(begin)
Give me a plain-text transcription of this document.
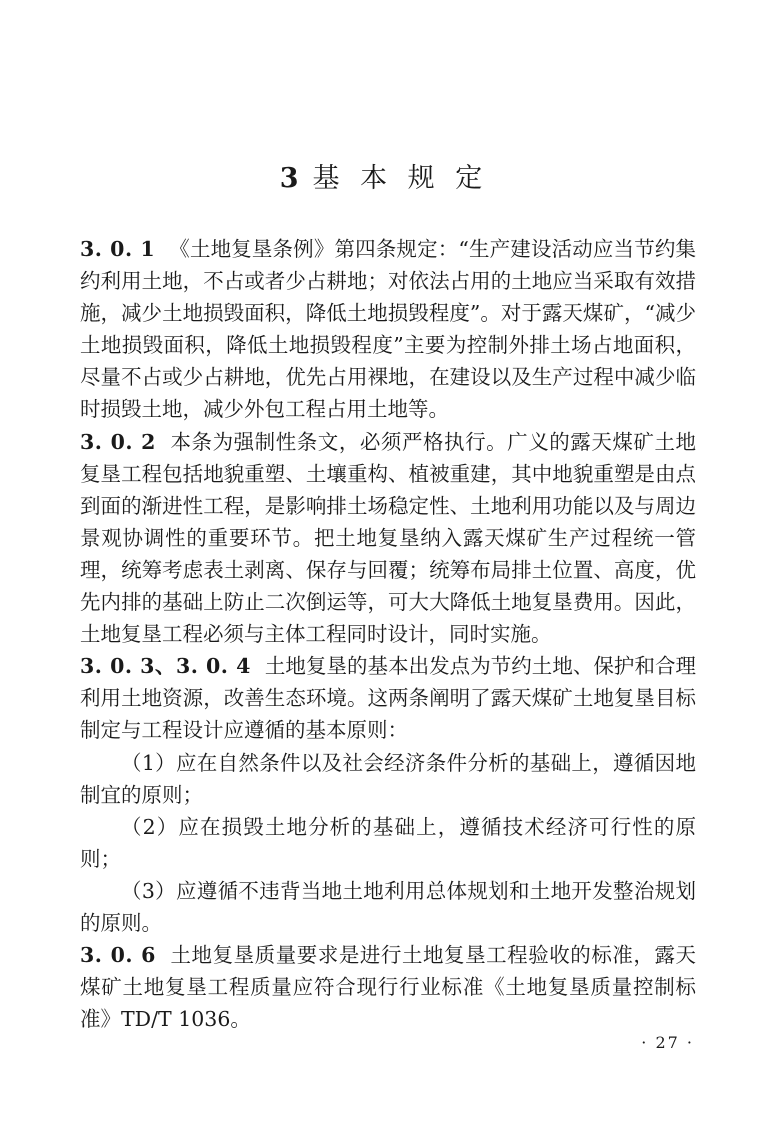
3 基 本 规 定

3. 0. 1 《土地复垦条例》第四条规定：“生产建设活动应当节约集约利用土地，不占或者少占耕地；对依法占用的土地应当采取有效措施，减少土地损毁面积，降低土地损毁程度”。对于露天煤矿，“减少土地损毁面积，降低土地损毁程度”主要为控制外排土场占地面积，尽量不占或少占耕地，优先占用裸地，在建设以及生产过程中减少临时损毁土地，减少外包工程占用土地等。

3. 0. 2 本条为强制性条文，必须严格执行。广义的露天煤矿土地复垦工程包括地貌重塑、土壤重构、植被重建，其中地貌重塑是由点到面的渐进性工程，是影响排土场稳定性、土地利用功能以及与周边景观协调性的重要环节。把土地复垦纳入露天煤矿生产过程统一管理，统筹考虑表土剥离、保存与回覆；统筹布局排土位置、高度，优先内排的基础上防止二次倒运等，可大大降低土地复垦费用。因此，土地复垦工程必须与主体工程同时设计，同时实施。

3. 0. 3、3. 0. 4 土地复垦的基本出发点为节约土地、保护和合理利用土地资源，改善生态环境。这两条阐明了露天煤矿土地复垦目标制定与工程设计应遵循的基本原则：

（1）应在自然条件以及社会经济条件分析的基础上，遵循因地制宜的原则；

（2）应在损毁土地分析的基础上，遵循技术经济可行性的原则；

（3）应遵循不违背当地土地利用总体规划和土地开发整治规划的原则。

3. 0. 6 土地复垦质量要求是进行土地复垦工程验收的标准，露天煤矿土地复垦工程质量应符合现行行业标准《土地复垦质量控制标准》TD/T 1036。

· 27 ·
(end)
(begin)
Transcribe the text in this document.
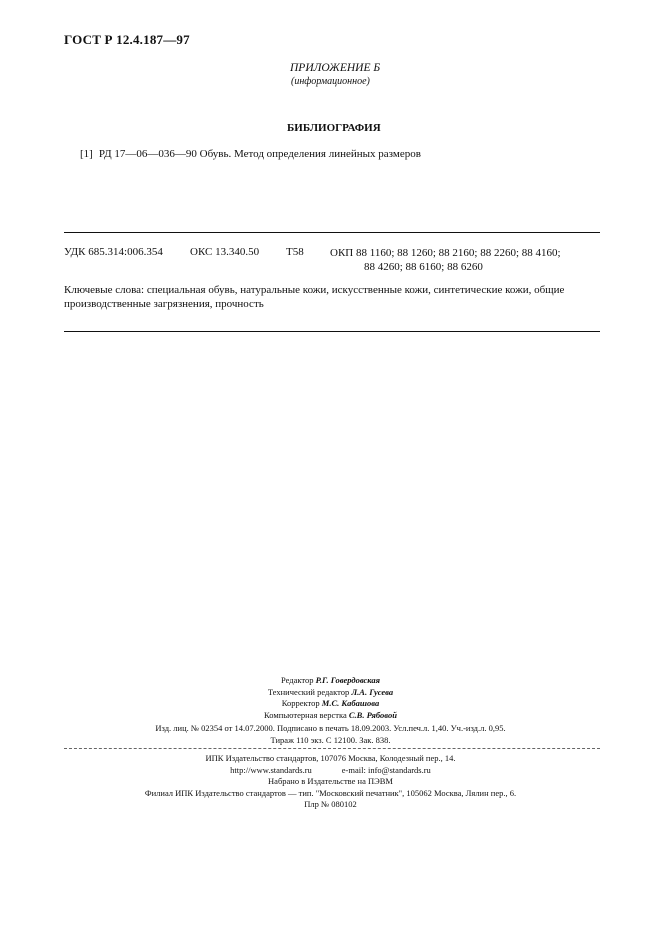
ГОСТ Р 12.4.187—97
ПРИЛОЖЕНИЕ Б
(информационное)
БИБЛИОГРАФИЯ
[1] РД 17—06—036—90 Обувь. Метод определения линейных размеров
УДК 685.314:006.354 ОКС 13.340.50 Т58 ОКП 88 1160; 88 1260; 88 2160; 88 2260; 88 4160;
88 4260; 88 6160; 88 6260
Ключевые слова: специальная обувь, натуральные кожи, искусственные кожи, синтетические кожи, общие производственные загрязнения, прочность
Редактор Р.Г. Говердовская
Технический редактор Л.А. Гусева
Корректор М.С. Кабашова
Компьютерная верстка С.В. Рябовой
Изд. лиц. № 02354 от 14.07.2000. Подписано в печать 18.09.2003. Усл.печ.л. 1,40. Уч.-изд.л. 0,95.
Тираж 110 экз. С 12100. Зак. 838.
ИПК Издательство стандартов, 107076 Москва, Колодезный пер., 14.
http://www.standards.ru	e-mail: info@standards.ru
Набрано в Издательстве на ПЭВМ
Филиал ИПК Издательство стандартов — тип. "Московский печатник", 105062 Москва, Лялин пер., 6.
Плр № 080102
(end)
(begin)
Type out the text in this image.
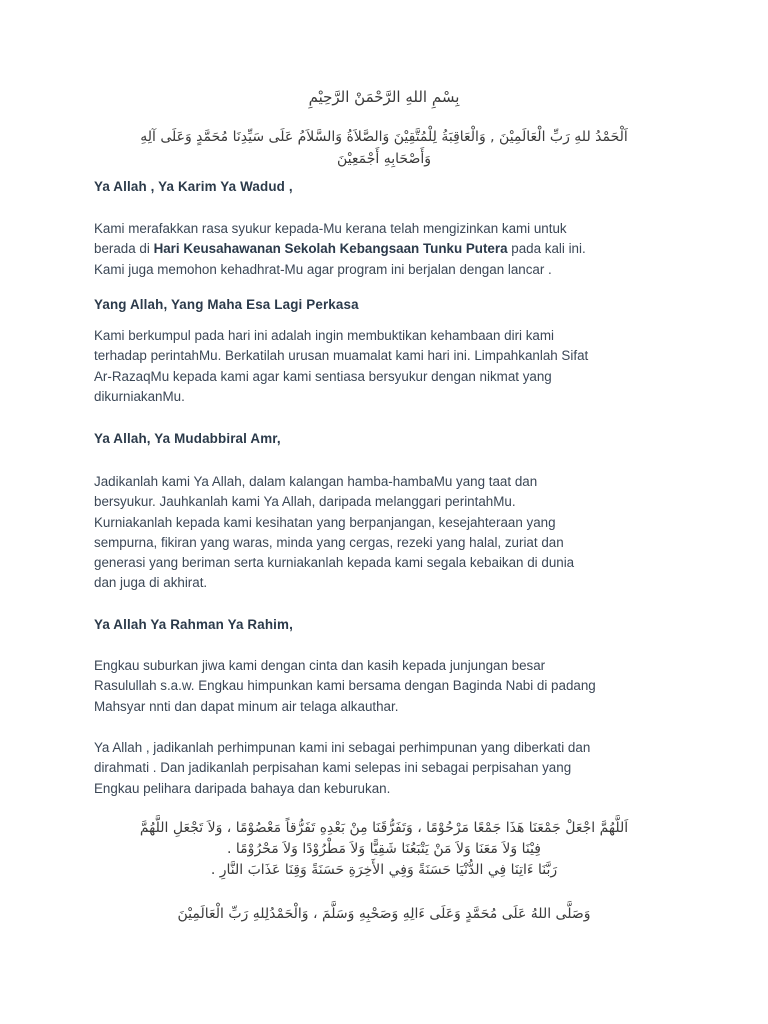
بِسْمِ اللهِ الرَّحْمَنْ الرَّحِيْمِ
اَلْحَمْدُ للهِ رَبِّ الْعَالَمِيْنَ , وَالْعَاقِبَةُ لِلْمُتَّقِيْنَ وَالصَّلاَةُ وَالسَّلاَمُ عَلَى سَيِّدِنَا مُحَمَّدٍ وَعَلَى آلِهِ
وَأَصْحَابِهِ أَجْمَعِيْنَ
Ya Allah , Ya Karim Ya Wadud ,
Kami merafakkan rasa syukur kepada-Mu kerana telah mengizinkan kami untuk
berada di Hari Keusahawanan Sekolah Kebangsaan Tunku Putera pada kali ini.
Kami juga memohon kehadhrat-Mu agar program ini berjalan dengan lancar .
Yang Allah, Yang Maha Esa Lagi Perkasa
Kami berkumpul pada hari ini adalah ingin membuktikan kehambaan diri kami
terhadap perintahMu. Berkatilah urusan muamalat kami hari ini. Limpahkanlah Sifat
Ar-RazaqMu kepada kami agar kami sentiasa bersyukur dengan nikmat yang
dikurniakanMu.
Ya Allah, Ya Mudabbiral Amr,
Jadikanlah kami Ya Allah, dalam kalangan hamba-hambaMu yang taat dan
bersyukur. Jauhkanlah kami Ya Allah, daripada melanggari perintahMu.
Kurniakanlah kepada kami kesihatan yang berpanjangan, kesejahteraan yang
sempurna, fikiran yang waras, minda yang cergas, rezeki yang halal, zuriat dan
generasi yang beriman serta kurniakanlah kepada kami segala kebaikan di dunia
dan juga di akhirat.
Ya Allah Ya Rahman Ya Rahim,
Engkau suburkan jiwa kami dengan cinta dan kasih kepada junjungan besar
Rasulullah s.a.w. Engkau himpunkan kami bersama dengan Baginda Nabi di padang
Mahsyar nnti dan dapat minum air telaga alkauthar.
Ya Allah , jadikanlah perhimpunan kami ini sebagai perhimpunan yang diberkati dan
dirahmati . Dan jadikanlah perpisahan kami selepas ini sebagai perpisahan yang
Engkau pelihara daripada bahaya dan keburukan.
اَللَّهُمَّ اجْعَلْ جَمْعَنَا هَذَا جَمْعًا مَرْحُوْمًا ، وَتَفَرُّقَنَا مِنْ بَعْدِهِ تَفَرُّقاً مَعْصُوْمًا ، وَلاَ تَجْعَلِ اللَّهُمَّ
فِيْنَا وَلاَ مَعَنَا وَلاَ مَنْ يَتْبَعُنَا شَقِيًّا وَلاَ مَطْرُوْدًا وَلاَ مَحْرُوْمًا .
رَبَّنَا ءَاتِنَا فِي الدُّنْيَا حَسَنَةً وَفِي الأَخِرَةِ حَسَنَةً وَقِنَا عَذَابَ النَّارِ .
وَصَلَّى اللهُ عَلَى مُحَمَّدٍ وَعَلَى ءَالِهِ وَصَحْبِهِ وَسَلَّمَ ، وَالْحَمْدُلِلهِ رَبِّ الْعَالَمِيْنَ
(end)
## Directive
Pick every line with "Allah" in it and copy it.

## The result
Ya Allah , Ya Karim Ya Wadud ,
Yang Allah, Yang Maha Esa Lagi Perkasa
Ya Allah, Ya Mudabbiral Amr,
Jadikanlah kami Ya Allah, dalam kalangan hamba-hambaMu yang taat dan
bersyukur. Jauhkanlah kami Ya Allah, daripada melanggari perintahMu.
Ya Allah Ya Rahman Ya Rahim,
Ya Allah , jadikanlah perhimpunan kami ini sebagai perhimpunan yang diberkati dan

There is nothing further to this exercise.